Exercise directions: Look through the data below. Pick out the lines holding the string "conversation".

Data records:
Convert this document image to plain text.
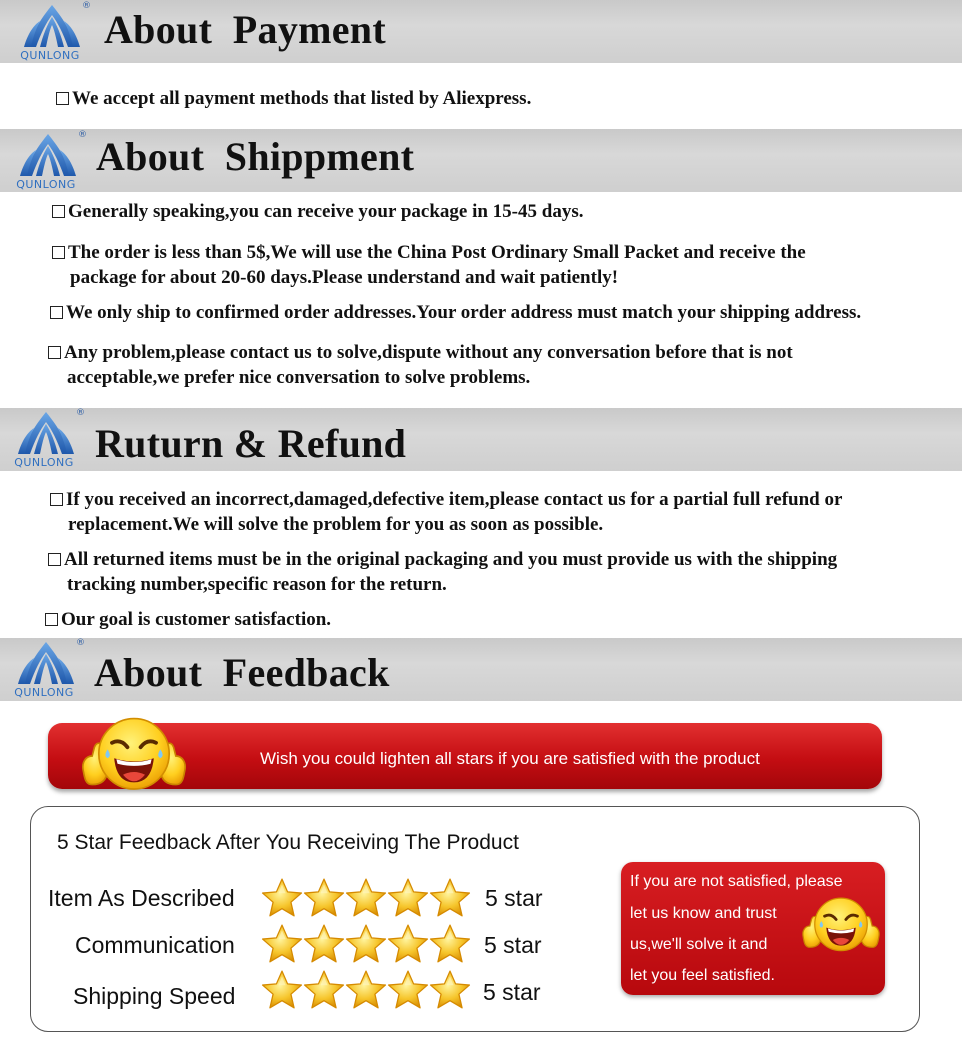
®
QUNLONG
About  Payment
We accept all payment methods that listed by Aliexpress.
®
QUNLONG
About  Shippment
Generally speaking,you can receive your package in 15-45 days.
The order is less than 5$,We will use the China Post Ordinary Small Packet and receive the
package for about 20-60 days.Please understand and wait patiently!
We only ship to confirmed order addresses.Your order address must match your shipping address.
Any problem,please contact us to solve,dispute without any conversation before that is not
acceptable,we prefer nice conversation to solve problems.
®
QUNLONG Ruturn & Refund
If you received an incorrect,damaged,defective item,please contact us for a partial full refund or
replacement.We will solve the problem for you as soon as possible.
All returned items must be in the original packaging and you must provide us with the shipping
tracking number,specific reason for the return.
Our goal is customer satisfaction.
®
QUNLONG About  Feedback
Wish you could lighten all stars if you are satisfied with the product
5 Star Feedback After You Receiving The Product
Item As Described	5 star
Communication	5 star
Shipping Speed	5 star
If you are not satisfied, please
let us know and trust
us,we'll solve it and
let you feel satisfied.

Written response:
Any problem,please contact us to solve,dispute without any conversation before that is not
acceptable,we prefer nice conversation to solve problems.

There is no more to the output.